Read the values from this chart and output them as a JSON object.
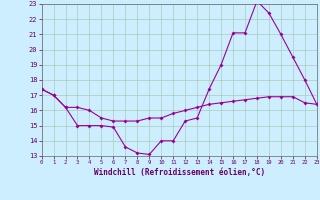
{
  "xlabel": "Windchill (Refroidissement éolien,°C)",
  "background_color": "#cceeff",
  "grid_color": "#aaccbb",
  "line_color": "#990099",
  "xlim": [
    0,
    23
  ],
  "ylim": [
    13,
    23
  ],
  "xticks": [
    0,
    1,
    2,
    3,
    4,
    5,
    6,
    7,
    8,
    9,
    10,
    11,
    12,
    13,
    14,
    15,
    16,
    17,
    18,
    19,
    20,
    21,
    22,
    23
  ],
  "yticks": [
    13,
    14,
    15,
    16,
    17,
    18,
    19,
    20,
    21,
    22,
    23
  ],
  "line1_x": [
    0,
    1,
    2,
    3,
    4,
    5,
    6,
    7,
    8,
    9,
    10,
    11,
    12,
    13,
    14,
    15,
    16,
    17,
    18,
    19,
    20,
    21,
    22,
    23
  ],
  "line1_y": [
    17.4,
    17.0,
    16.2,
    15.0,
    15.0,
    15.0,
    14.9,
    13.6,
    13.2,
    13.1,
    14.0,
    14.0,
    15.3,
    15.5,
    17.4,
    19.0,
    21.1,
    21.1,
    23.2,
    22.4,
    21.0,
    19.5,
    18.0,
    16.4
  ],
  "line2_x": [
    0,
    1,
    2,
    3,
    4,
    5,
    6,
    7,
    8,
    9,
    10,
    11,
    12,
    13,
    14,
    15,
    16,
    17,
    18,
    19,
    20,
    21,
    22,
    23
  ],
  "line2_y": [
    17.4,
    17.0,
    16.2,
    16.2,
    16.0,
    15.5,
    15.3,
    15.3,
    15.3,
    15.5,
    15.5,
    15.8,
    16.0,
    16.2,
    16.4,
    16.5,
    16.6,
    16.7,
    16.8,
    16.9,
    16.9,
    16.9,
    16.5,
    16.4
  ],
  "tick_color": "#660066",
  "label_color": "#660066",
  "spine_color": "#666666"
}
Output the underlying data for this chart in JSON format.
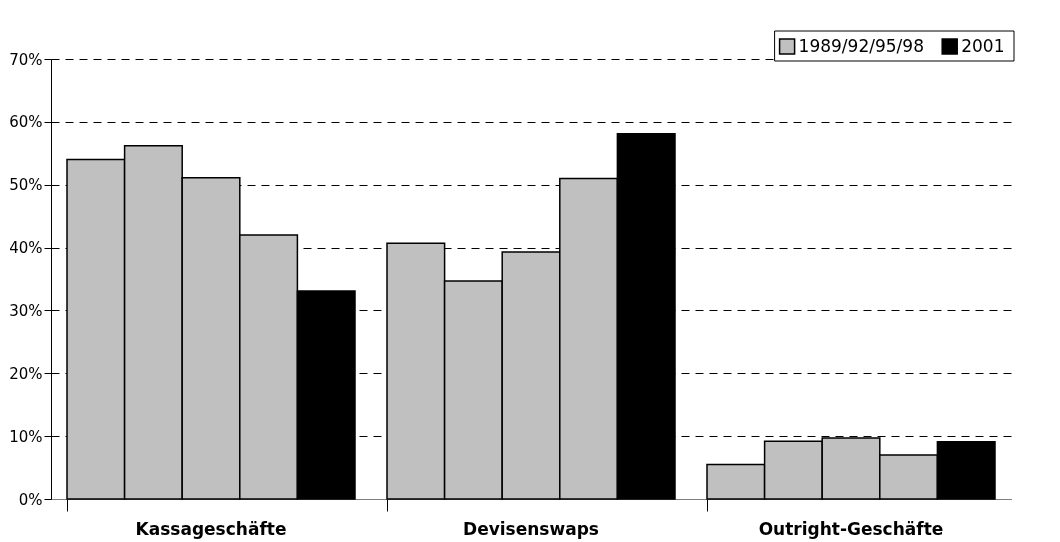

## BRIEF
Pictures are not part of the copy; output everything else in the records exactly.

## RESPONSE
Read the values from this chart and output them as a JSON object.
{
  "xlabel": "Windchill (Refroidissement éolien,°C)",
  "background_color": "#cceeff",
  "grid_color": "#aaccbb",
  "line_color": "#990099",
  "xlim": [
    0,
    23
  ],
  "ylim": [
    13,
    23
  ],
  "xticks": [
    0,
    1,
    2,
    3,
    4,
    5,
    6,
    7,
    8,
    9,
    10,
    11,
    12,
    13,
    14,
    15,
    16,
    17,
    18,
    19,
    20,
    21,
    22,
    23
  ],
  "yticks": [
    13,
    14,
    15,
    16,
    17,
    18,
    19,
    20,
    21,
    22,
    23
  ],
  "line1_x": [
    0,
    1,
    2,
    3,
    4,
    5,
    6,
    7,
    8,
    9,
    10,
    11,
    12,
    13,
    14,
    15,
    16,
    17,
    18,
    19,
    20,
    21,
    22,
    23
  ],
  "line1_y": [
    17.4,
    17.0,
    16.2,
    15.0,
    15.0,
    15.0,
    14.9,
    13.6,
    13.2,
    13.1,
    14.0,
    14.0,
    15.3,
    15.5,
    17.4,
    19.0,
    21.1,
    21.1,
    23.2,
    22.4,
    21.0,
    19.5,
    18.0,
    16.4
  ],
  "line2_x": [
    0,
    1,
    2,
    3,
    4,
    5,
    6,
    7,
    8,
    9,
    10,
    11,
    12,
    13,
    14,
    15,
    16,
    17,
    18,
    19,
    20,
    21,
    22,
    23
  ],
  "line2_y": [
    17.4,
    17.0,
    16.2,
    16.2,
    16.0,
    15.5,
    15.3,
    15.3,
    15.3,
    15.5,
    15.5,
    15.8,
    16.0,
    16.2,
    16.4,
    16.5,
    16.6,
    16.7,
    16.8,
    16.9,
    16.9,
    16.9,
    16.5,
    16.4
  ],
  "tick_color": "#660066",
  "label_color": "#660066",
  "spine_color": "#666666"
}
Output the underlying data for this chart in JSON format.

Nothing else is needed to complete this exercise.